▸ **Page content records**
***
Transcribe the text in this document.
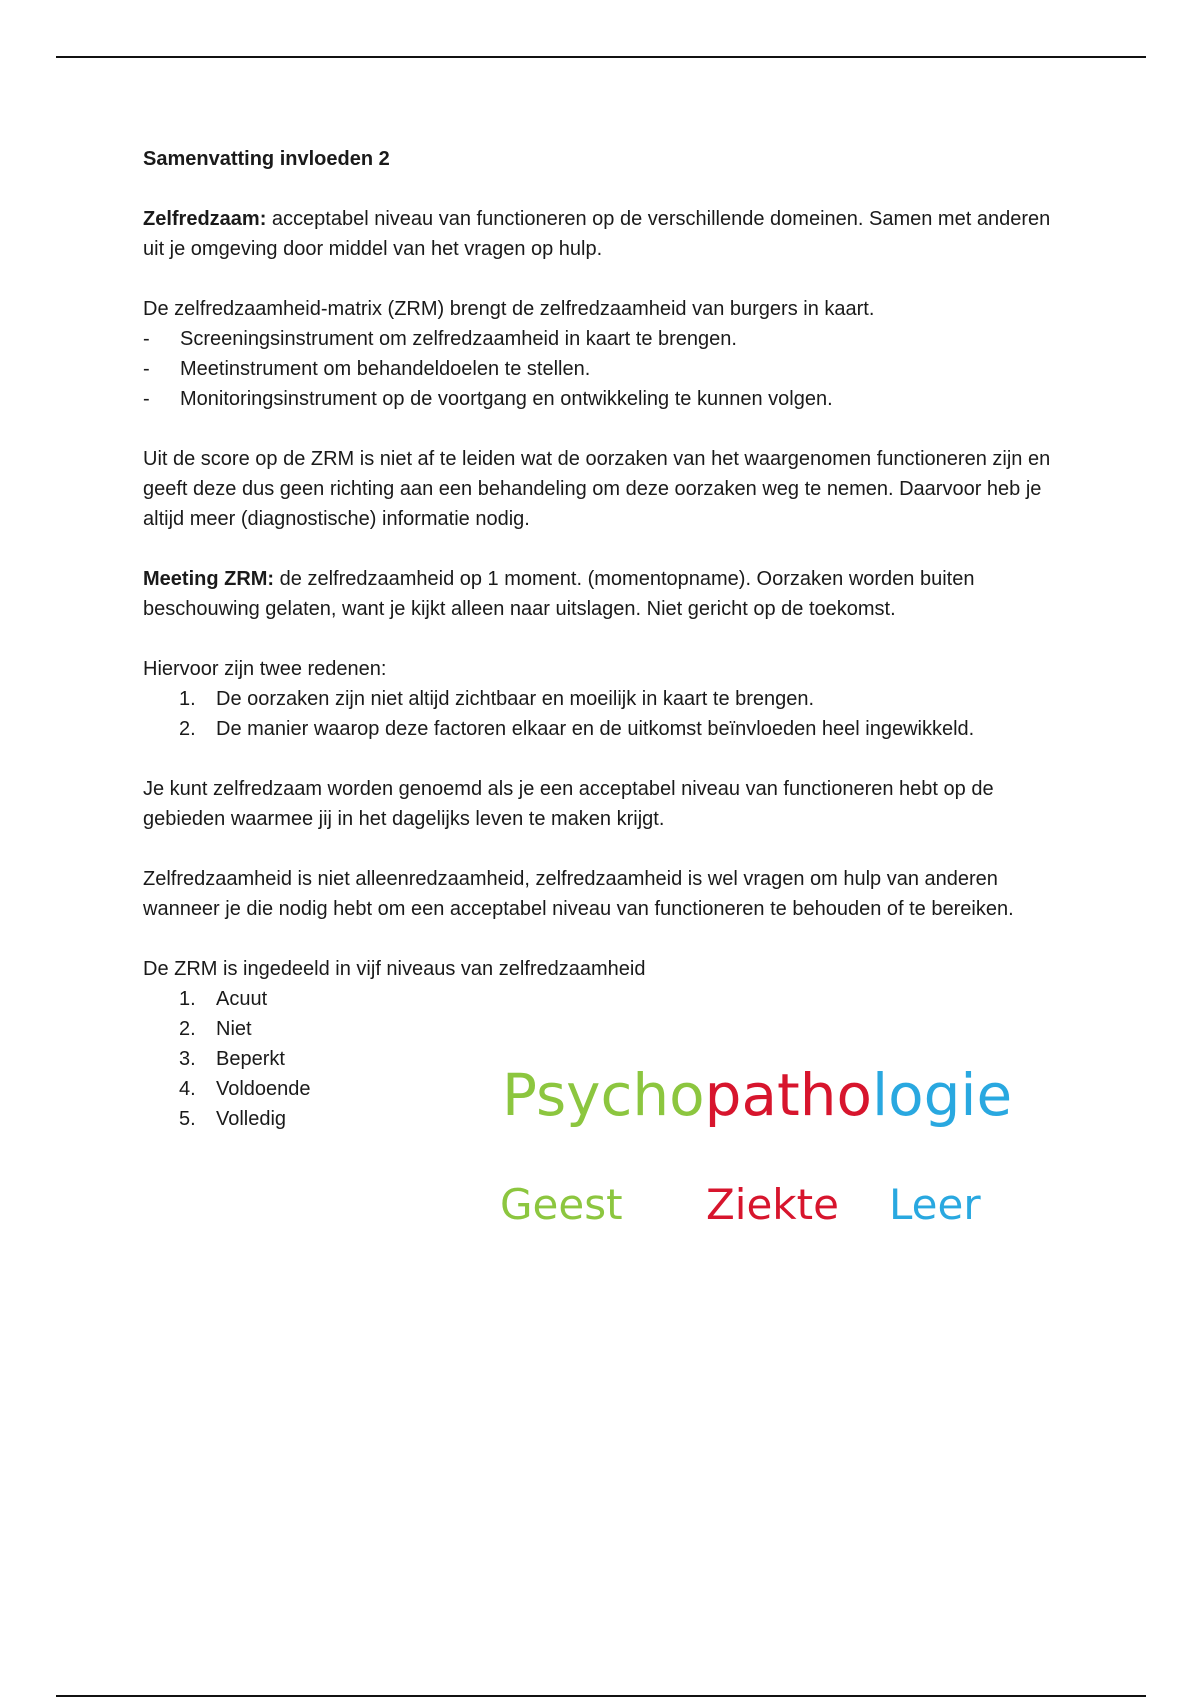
Samenvatting invloeden 2

Zelfredzaam: acceptabel niveau van functioneren op de verschillende domeinen. Samen met anderen uit je omgeving door middel van het vragen op hulp.

De zelfredzaamheid-matrix (ZRM) brengt de zelfredzaamheid van burgers in kaart.

- Screeningsinstrument om zelfredzaamheid in kaart te brengen.
- Meetinstrument om behandeldoelen te stellen.
- Monitoringsinstrument op de voortgang en ontwikkeling te kunnen volgen.

Uit de score op de ZRM is niet af te leiden wat de oorzaken van het waargenomen functioneren zijn en geeft deze dus geen richting aan een behandeling om deze oorzaken weg te nemen. Daarvoor heb je altijd meer (diagnostische) informatie nodig.

Meeting ZRM: de zelfredzaamheid op 1 moment. (momentopname). Oorzaken worden buiten beschouwing gelaten, want je kijkt alleen naar uitslagen. Niet gericht op de toekomst.

Hiervoor zijn twee redenen:

1. De oorzaken zijn niet altijd zichtbaar en moeilijk in kaart te brengen.
2. De manier waarop deze factoren elkaar en de uitkomst beïnvloeden heel ingewikkeld.

Je kunt zelfredzaam worden genoemd als je een acceptabel niveau van functioneren hebt op de gebieden waarmee jij in het dagelijks leven te maken krijgt.

Zelfredzaamheid is niet alleenredzaamheid, zelfredzaamheid is wel vragen om hulp van anderen wanneer je die nodig hebt om een acceptabel niveau van functioneren te behouden of te bereiken.

De ZRM is ingedeeld in vijf niveaus van zelfredzaamheid

1. Acuut
2. Niet
3. Beperkt
4. Voldoende
5. Volledig	Psychopathologie
Geest Ziekte Leer
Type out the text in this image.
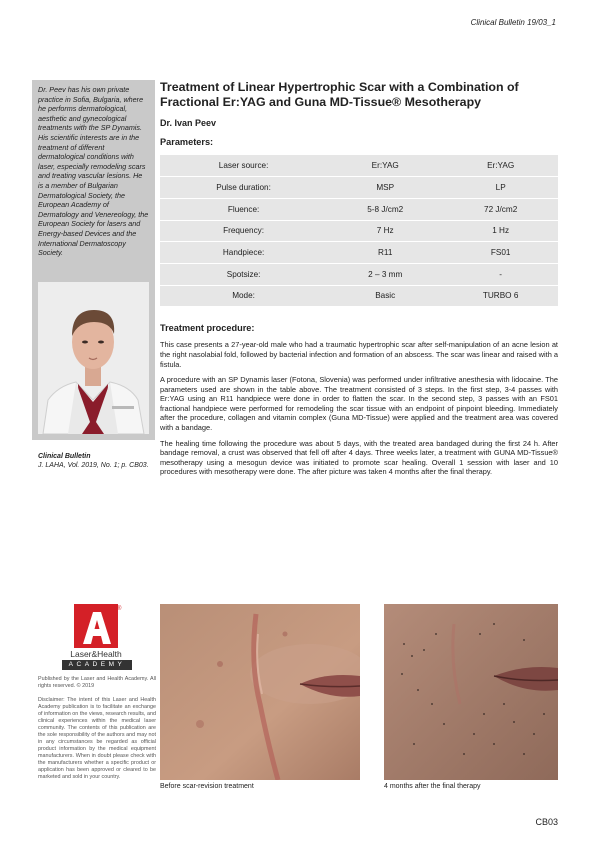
Clinical Bulletin 19/03_1
Dr. Peev has his own private practice in Sofia, Bulgaria, where he performs dermatological, aesthetic and gynecological treatments with the SP Dynamis. His scientific interests are in the treatment of different dermatological conditions with laser, especially remodeling scars and treating vascular lesions. He is a member of Bulgarian Dermatological Society, the European Academy of Dermatology and Venereology, the European Society for lasers and Energy-based Devices and the International Dermatoscopy Society.
Clinical Bulletin
J. LAHA, Vol. 2019, No. 1; p. CB03.
®
Laser&Health
ACADEMY
Published by the Laser and Health Academy. All rights reserved. © 2019
Disclaimer: The intent of this Laser and Health Academy publication is to facilitate an exchange of information on the views, research results, and clinical experiences within the medical laser community. The contents of this publication are the sole responsibility of the authors and may not in any circumstances be regarded as official product information by the medical equipment manufacturers. When in doubt please check with the manufacturers whether a specific product or application has been approved or cleared to be marketed and sold in your country.
Treatment of Linear Hypertrophic Scar with a Combination of Fractional Er:YAG and Guna MD-Tissue® Mesotherapy
Dr. Ivan Peev
Parameters:
Laser source:	Er:YAG	Er:YAG
Pulse duration:	MSP	LP
Fluence:	5-8 J/cm2	72 J/cm2
Frequency:	7 Hz	1 Hz
Handpiece:	R11	FS01
Spotsize:	2 – 3 mm	-
Mode:	Basic	TURBO 6
Treatment procedure:

This case presents a 27-year-old male who had a traumatic hypertrophic scar after self-manipulation of an acne lesion at the right nasolabial fold, followed by bacterial infection and formation of an abscess. The scar was linear and raised with a fistula.

A procedure with an SP Dynamis laser (Fotona, Slovenia) was performed under infiltrative anesthesia with lidocaine. The parameters used are shown in the table above. The treatment consisted of 3 steps. In the first step, 3-4 passes with Er:YAG using an R11 handpiece were done in order to flatten the scar. In the second step, 3 passes with an FS01 fractional handpiece were performed for remodeling the scar tissue with an endpoint of pinpoint bleeding. Immediately after the procedure, collagen and vitamin complex (Guna MD-Tissue) were applied and the treatment area was covered with a bandage.

The healing time following the procedure was about 5 days, with the treated area bandaged during the first 24 h. After bandage removal, a crust was observed that fell off after 4 days. Three weeks later, a treatment with GUNA MD-Tissue® mesotherapy using a mesogun device was initiated to promote scar healing. Overall 1 session with laser and 10 procedures with mesotherapy were done. The after picture was taken 4 months after the final therapy.

Before scar-revision treatment	4 months after the final therapy
CB03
***
▸ **Task**
Please copy the preceding records exactly and omit the images.

▸ **Answer area**
Transcribe the text in this document.
Samenvatting invloeden 2

Zelfredzaam: acceptabel niveau van functioneren op de verschillende domeinen. Samen met anderen uit je omgeving door middel van het vragen op hulp.

De zelfredzaamheid-matrix (ZRM) brengt de zelfredzaamheid van burgers in kaart.

- Screeningsinstrument om zelfredzaamheid in kaart te brengen.
- Meetinstrument om behandeldoelen te stellen.
- Monitoringsinstrument op de voortgang en ontwikkeling te kunnen volgen.

Uit de score op de ZRM is niet af te leiden wat de oorzaken van het waargenomen functioneren zijn en geeft deze dus geen richting aan een behandeling om deze oorzaken weg te nemen. Daarvoor heb je altijd meer (diagnostische) informatie nodig.

Meeting ZRM: de zelfredzaamheid op 1 moment. (momentopname). Oorzaken worden buiten beschouwing gelaten, want je kijkt alleen naar uitslagen. Niet gericht op de toekomst.

Hiervoor zijn twee redenen:

1. De oorzaken zijn niet altijd zichtbaar en moeilijk in kaart te brengen.
2. De manier waarop deze factoren elkaar en de uitkomst beïnvloeden heel ingewikkeld.

Je kunt zelfredzaam worden genoemd als je een acceptabel niveau van functioneren hebt op de gebieden waarmee jij in het dagelijks leven te maken krijgt.

Zelfredzaamheid is niet alleenredzaamheid, zelfredzaamheid is wel vragen om hulp van anderen wanneer je die nodig hebt om een acceptabel niveau van functioneren te behouden of te bereiken.

De ZRM is ingedeeld in vijf niveaus van zelfredzaamheid

1. Acuut
2. Niet
3. Beperkt
4. Voldoende
5. Volledig	Psychopathologie
Geest Ziekte Leer
Type out the text in this image.
Clinical Bulletin 19/03_1
Dr. Peev has his own private practice in Sofia, Bulgaria, where he performs dermatological, aesthetic and gynecological treatments with the SP Dynamis. His scientific interests are in the treatment of different dermatological conditions with laser, especially remodeling scars and treating vascular lesions. He is a member of Bulgarian Dermatological Society, the European Academy of Dermatology and Venereology, the European Society for lasers and Energy-based Devices and the International Dermatoscopy Society.
Clinical Bulletin
J. LAHA, Vol. 2019, No. 1; p. CB03.
®
Laser&Health
ACADEMY
Published by the Laser and Health Academy. All rights reserved. © 2019
Disclaimer: The intent of this Laser and Health Academy publication is to facilitate an exchange of information on the views, research results, and clinical experiences within the medical laser community. The contents of this publication are the sole responsibility of the authors and may not in any circumstances be regarded as official product information by the medical equipment manufacturers. When in doubt please check with the manufacturers whether a specific product or application has been approved or cleared to be marketed and sold in your country.
Treatment of Linear Hypertrophic Scar with a Combination of Fractional Er:YAG and Guna MD-Tissue® Mesotherapy
Dr. Ivan Peev
Parameters:
Laser source:	Er:YAG	Er:YAG
Pulse duration:	MSP	LP
Fluence:	5-8 J/cm2	72 J/cm2
Frequency:	7 Hz	1 Hz
Handpiece:	R11	FS01
Spotsize:	2 – 3 mm	-
Mode:	Basic	TURBO 6
Treatment procedure:

This case presents a 27-year-old male who had a traumatic hypertrophic scar after self-manipulation of an acne lesion at the right nasolabial fold, followed by bacterial infection and formation of an abscess. The scar was linear and raised with a fistula.

A procedure with an SP Dynamis laser (Fotona, Slovenia) was performed under infiltrative anesthesia with lidocaine. The parameters used are shown in the table above. The treatment consisted of 3 steps. In the first step, 3-4 passes with Er:YAG using an R11 handpiece were done in order to flatten the scar. In the second step, 3 passes with an FS01 fractional handpiece were performed for remodeling the scar tissue with an endpoint of pinpoint bleeding. Immediately after the procedure, collagen and vitamin complex (Guna MD-Tissue) were applied and the treatment area was covered with a bandage.

The healing time following the procedure was about 5 days, with the treated area bandaged during the first 24 h. After bandage removal, a crust was observed that fell off after 4 days. Three weeks later, a treatment with GUNA MD-Tissue® mesotherapy using a mesogun device was initiated to promote scar healing. Overall 1 session with laser and 10 procedures with mesotherapy were done. The after picture was taken 4 months after the final therapy.

Before scar-revision treatment	4 months after the final therapy
CB03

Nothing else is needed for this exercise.